--- begin Given text ---
Interview: The Summer Of Valiant Might Be Paving The Road To ‘Unity’

What is “Unity” in the new Valiant universe? I’d hoped to get some clues to that in my chat with Valiant CCO Dinesh Shamdasani, Executive Editor Warren Simons, Editor Jody LeHeup.

Besides staying mum on the shape of the new “Unity” (Erica Pierce forever), we did talk about how the universe currently looks, as the publisher continues to reintroduce titles from the VH1 era, including a new “Eternal Warrior” series, while playing out storylines like the ongoing “Harbinger Wars” between “Harbingers” and “Bloodshot,” and gaining new creative teams like Christos Gage and Joshua Dysart on “Bloodshot and the HARD Corps.” We discussed diversity among the upcoming titles, and while they shared a collection of exclusive covers from artists Rian Hughes, Dave Johnson, and Dave Bullock for a handful of the Summer of Valiant variants making their ways to shelves in the coming months.

At the start of our conversation, Simons launches almost immediately into his spiel, rattling off the new creative teams for the coming months: Matt Kindt on a “Bloodshot” #0 issue with art by Chris Carlson and “Eternal Warrior” #1 with Greg Pak and Trevor Hairsine which will begin to form some of the building blocks of the history of the Valiant universe in what Simons describes as “character-driven, action-oriented stories.”
--- end Given text ---
■ Task instructions ■
Name everyone the interviewer spoke with in the Summer of Valiant interview above.
--- begin Data rows ---
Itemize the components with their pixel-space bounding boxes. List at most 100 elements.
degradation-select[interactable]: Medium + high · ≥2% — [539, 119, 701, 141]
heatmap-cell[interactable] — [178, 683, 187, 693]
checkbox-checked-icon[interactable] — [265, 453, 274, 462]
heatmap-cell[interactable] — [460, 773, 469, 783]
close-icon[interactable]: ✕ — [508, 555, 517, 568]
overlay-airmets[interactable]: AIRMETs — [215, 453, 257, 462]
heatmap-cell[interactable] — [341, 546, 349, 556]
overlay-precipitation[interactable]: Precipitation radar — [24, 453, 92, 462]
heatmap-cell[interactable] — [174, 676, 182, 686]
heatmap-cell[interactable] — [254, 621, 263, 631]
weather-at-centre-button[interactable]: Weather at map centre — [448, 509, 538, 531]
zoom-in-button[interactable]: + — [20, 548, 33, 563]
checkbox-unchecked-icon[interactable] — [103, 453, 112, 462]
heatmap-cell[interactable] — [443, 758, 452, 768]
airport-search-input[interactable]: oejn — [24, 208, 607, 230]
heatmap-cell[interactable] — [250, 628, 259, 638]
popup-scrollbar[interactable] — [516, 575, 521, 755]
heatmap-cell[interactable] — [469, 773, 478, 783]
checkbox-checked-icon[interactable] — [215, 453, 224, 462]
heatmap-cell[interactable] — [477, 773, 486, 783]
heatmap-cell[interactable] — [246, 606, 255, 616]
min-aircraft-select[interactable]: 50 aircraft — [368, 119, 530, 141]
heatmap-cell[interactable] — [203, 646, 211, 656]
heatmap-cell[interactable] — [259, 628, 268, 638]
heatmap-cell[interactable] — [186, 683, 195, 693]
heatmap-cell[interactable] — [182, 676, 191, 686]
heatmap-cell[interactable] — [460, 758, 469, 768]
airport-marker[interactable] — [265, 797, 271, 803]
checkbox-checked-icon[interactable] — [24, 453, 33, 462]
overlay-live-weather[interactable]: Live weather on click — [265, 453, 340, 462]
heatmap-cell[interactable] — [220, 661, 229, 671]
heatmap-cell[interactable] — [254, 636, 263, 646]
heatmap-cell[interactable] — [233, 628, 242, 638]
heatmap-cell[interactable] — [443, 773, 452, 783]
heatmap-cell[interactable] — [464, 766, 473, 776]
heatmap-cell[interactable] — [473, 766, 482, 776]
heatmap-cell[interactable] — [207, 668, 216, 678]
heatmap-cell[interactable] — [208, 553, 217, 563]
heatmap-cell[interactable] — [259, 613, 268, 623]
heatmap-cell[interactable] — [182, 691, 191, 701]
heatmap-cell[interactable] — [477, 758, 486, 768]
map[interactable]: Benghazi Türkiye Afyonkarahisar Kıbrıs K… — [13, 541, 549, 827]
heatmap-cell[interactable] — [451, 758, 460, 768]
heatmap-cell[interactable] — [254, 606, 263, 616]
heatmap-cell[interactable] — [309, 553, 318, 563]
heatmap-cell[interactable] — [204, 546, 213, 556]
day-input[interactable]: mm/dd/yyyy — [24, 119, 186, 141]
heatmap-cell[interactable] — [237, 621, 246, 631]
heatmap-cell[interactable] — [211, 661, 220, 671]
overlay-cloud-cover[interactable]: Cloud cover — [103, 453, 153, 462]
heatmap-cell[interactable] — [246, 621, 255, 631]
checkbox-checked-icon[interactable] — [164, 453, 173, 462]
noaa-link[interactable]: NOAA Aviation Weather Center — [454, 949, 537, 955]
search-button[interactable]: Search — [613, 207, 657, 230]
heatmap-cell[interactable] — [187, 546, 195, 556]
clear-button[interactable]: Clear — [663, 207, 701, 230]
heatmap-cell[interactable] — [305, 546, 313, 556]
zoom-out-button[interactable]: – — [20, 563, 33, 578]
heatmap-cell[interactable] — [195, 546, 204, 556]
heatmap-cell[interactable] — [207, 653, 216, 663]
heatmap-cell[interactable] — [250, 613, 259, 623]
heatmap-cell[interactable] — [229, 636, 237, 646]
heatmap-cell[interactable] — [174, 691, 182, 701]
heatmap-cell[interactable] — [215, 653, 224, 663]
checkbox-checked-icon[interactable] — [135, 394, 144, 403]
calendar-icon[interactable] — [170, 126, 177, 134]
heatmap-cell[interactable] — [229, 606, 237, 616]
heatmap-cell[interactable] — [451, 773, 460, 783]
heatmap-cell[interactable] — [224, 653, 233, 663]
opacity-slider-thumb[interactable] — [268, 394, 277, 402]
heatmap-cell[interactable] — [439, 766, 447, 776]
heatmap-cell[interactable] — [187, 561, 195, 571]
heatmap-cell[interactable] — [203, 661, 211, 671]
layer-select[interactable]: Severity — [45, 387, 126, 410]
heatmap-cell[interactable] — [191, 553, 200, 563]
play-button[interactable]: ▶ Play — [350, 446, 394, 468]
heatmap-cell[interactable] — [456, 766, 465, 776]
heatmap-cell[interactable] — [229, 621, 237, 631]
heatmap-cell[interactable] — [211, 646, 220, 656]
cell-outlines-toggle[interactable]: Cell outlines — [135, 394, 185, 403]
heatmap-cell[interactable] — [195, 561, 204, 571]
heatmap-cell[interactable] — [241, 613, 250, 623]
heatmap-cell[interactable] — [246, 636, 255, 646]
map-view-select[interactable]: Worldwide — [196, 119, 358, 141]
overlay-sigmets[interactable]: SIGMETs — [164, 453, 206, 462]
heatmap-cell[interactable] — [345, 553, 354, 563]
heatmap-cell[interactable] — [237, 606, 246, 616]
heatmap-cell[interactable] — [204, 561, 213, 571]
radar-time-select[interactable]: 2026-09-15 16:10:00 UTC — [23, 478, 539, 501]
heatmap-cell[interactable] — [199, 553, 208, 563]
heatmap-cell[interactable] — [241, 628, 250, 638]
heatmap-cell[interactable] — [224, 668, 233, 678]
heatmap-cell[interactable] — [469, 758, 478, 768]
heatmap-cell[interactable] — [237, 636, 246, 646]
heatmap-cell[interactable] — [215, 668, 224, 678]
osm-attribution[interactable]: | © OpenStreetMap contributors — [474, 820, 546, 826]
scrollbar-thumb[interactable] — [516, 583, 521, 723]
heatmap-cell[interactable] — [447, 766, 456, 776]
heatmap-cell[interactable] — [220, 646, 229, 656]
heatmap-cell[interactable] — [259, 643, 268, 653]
--- end Data rows ---
--- begin Data rows ---
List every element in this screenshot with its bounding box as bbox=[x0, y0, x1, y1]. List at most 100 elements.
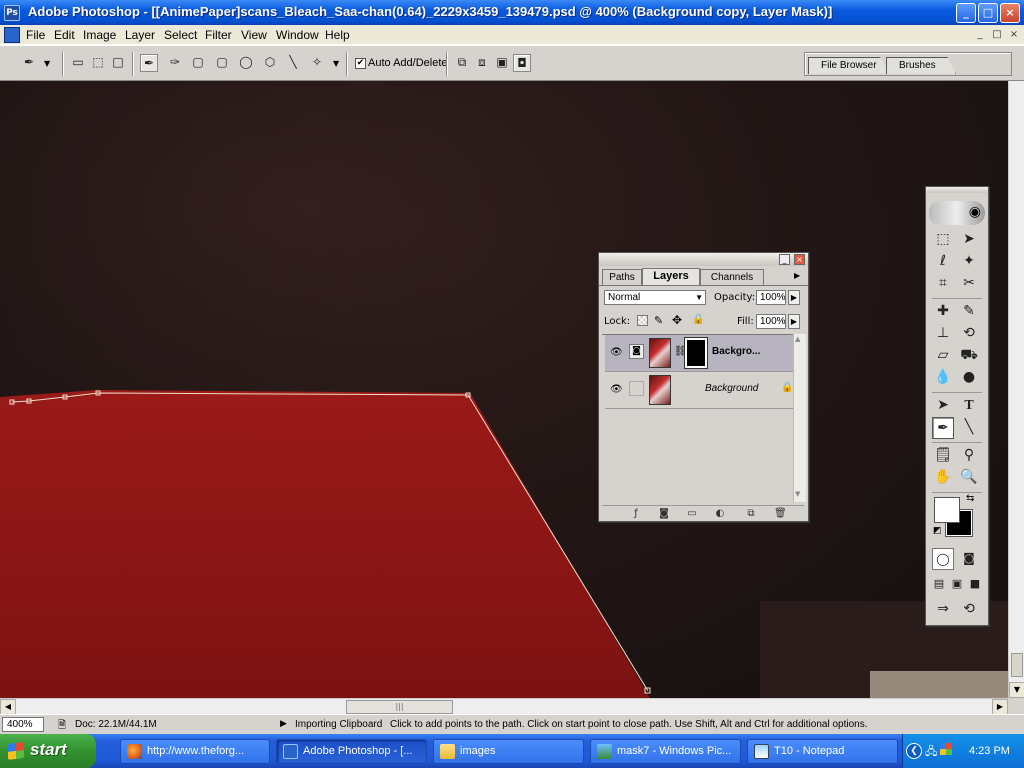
--- end Data rows ---
■ Final result ■
Dinesh Shamdasani, Warren Simons, Jody LeHeup